(TASK GOAL):
Of the lines in these entries, how many contain the string "filled"? Give the number and nothing else.

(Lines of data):
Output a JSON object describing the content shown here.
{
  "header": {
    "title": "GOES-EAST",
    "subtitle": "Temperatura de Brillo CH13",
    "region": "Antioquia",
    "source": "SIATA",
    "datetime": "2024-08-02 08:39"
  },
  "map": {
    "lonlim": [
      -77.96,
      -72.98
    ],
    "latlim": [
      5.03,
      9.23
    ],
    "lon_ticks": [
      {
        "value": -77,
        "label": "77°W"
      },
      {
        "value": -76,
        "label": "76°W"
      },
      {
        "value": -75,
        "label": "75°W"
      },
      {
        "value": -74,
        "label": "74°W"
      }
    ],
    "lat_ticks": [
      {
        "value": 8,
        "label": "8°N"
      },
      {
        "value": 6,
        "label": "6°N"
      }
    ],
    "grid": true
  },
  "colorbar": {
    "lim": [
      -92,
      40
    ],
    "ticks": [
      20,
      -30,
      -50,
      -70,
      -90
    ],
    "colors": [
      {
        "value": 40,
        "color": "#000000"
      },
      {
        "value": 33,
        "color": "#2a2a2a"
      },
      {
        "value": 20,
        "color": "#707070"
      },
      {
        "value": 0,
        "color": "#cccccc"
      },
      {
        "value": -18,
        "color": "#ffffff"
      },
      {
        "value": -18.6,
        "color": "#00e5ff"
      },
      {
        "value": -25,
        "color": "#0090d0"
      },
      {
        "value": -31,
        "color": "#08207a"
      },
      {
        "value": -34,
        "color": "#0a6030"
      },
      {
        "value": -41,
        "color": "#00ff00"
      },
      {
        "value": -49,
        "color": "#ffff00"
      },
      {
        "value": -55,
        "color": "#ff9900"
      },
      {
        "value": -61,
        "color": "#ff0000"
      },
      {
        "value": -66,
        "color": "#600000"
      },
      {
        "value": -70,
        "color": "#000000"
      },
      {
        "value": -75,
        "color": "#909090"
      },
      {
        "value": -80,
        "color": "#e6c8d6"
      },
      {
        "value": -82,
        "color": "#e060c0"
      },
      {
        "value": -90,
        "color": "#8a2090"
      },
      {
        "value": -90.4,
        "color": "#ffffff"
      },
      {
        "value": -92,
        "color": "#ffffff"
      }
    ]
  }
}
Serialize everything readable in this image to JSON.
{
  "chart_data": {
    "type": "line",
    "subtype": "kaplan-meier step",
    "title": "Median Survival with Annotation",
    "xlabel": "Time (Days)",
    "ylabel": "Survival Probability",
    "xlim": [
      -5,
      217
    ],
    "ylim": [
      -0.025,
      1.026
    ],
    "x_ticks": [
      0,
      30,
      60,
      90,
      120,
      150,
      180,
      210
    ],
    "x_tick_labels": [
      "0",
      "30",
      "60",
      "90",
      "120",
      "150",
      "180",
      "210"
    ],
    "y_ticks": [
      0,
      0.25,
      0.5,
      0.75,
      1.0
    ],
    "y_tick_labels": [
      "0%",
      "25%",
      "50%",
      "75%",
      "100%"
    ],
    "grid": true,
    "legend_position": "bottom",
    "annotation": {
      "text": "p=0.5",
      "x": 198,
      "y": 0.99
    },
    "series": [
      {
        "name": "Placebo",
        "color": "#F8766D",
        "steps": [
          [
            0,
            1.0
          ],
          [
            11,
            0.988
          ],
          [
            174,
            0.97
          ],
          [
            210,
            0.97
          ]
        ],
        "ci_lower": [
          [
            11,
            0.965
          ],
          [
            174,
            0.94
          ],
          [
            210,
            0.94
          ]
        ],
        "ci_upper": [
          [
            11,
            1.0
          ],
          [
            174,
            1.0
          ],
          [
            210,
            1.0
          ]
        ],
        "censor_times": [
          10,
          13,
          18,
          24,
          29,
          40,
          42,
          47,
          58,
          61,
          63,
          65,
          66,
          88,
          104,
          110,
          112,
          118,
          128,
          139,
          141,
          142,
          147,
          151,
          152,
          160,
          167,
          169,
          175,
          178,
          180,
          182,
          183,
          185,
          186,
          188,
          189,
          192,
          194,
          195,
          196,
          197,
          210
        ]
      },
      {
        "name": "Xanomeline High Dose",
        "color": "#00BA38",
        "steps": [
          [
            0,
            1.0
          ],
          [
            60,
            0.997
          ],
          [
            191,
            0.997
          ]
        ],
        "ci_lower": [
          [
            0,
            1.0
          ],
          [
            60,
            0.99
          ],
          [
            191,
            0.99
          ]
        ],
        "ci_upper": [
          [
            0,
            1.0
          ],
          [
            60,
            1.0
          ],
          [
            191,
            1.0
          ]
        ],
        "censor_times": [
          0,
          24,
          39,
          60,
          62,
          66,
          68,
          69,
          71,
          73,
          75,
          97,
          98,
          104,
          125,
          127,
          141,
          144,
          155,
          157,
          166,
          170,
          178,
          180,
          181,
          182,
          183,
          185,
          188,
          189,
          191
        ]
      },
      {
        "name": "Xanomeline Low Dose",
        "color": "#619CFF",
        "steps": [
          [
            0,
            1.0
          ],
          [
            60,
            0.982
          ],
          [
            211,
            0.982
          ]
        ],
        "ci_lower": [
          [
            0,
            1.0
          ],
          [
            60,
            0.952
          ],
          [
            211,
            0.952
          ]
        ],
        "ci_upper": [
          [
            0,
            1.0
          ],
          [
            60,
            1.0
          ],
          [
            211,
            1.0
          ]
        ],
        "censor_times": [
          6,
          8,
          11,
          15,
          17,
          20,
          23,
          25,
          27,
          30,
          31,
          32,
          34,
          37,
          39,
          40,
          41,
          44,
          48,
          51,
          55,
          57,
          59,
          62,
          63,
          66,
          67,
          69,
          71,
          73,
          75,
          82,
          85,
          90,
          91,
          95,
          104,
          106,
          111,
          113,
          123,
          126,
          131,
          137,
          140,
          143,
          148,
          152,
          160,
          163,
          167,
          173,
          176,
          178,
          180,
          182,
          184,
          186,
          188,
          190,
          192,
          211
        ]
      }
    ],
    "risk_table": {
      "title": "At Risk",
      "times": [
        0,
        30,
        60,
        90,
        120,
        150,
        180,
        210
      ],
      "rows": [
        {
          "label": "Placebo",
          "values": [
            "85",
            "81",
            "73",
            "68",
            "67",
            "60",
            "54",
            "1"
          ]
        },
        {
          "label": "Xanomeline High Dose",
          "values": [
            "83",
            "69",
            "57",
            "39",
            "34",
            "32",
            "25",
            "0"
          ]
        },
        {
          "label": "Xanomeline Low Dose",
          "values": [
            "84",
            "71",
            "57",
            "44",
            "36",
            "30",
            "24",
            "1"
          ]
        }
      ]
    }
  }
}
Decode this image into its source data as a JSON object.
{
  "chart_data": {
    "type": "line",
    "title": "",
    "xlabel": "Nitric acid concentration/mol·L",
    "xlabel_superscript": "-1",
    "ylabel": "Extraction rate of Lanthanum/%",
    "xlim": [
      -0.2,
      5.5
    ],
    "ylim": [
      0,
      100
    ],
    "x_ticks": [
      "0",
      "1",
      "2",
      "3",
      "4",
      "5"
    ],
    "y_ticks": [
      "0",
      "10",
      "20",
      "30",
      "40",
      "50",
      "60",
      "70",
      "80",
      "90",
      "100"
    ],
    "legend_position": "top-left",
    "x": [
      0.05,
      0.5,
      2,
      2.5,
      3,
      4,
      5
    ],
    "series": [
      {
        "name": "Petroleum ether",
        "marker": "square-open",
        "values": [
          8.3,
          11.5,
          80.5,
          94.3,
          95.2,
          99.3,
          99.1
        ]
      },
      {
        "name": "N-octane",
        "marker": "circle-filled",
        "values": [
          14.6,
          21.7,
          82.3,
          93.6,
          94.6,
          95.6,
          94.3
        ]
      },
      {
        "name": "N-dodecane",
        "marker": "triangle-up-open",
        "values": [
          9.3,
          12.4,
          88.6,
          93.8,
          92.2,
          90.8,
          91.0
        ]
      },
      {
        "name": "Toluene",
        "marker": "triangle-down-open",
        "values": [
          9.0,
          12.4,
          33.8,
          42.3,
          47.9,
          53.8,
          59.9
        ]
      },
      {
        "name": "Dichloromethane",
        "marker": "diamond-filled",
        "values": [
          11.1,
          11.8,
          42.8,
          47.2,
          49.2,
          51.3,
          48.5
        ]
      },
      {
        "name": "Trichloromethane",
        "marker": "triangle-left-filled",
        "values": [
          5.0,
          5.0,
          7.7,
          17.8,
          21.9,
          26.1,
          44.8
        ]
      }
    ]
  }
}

(SOLUTION TO THE EXERCISE):
3